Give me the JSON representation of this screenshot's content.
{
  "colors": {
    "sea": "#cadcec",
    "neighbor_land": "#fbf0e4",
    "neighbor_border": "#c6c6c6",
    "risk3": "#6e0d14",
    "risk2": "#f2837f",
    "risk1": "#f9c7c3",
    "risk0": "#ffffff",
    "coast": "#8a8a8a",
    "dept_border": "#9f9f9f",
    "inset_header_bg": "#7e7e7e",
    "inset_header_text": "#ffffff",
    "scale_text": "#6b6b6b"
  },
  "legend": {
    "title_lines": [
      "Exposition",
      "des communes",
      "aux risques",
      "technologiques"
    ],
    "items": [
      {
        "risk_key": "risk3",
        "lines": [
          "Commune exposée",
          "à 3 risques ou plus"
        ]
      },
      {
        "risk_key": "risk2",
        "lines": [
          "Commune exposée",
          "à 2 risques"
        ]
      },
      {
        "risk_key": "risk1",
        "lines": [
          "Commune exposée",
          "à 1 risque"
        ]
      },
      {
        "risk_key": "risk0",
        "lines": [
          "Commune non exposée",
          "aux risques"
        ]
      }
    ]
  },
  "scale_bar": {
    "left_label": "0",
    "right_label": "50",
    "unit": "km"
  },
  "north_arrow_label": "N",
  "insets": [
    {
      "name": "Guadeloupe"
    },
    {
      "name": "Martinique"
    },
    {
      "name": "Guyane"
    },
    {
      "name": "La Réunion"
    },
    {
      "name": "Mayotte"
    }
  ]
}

* * * * * * *

**EXERCISE PROMPT:**
Your task is to quote all of the data word for word.

**RESPONSE BELOW:**
Give me the JSON representation of this screenshot's content.
{
  "colors": {
    "sea": "#cadcec",
    "neighbor_land": "#fbf0e4",
    "neighbor_border": "#c6c6c6",
    "risk3": "#6e0d14",
    "risk2": "#f2837f",
    "risk1": "#f9c7c3",
    "risk0": "#ffffff",
    "coast": "#8a8a8a",
    "dept_border": "#9f9f9f",
    "inset_header_bg": "#7e7e7e",
    "inset_header_text": "#ffffff",
    "scale_text": "#6b6b6b"
  },
  "legend": {
    "title_lines": [
      "Exposition",
      "des communes",
      "aux risques",
      "technologiques"
    ],
    "items": [
      {
        "risk_key": "risk3",
        "lines": [
          "Commune exposée",
          "à 3 risques ou plus"
        ]
      },
      {
        "risk_key": "risk2",
        "lines": [
          "Commune exposée",
          "à 2 risques"
        ]
      },
      {
        "risk_key": "risk1",
        "lines": [
          "Commune exposée",
          "à 1 risque"
        ]
      },
      {
        "risk_key": "risk0",
        "lines": [
          "Commune non exposée",
          "aux risques"
        ]
      }
    ]
  },
  "scale_bar": {
    "left_label": "0",
    "right_label": "50",
    "unit": "km"
  },
  "north_arrow_label": "N",
  "insets": [
    {
      "name": "Guadeloupe"
    },
    {
      "name": "Martinique"
    },
    {
      "name": "Guyane"
    },
    {
      "name": "La Réunion"
    },
    {
      "name": "Mayotte"
    }
  ]
}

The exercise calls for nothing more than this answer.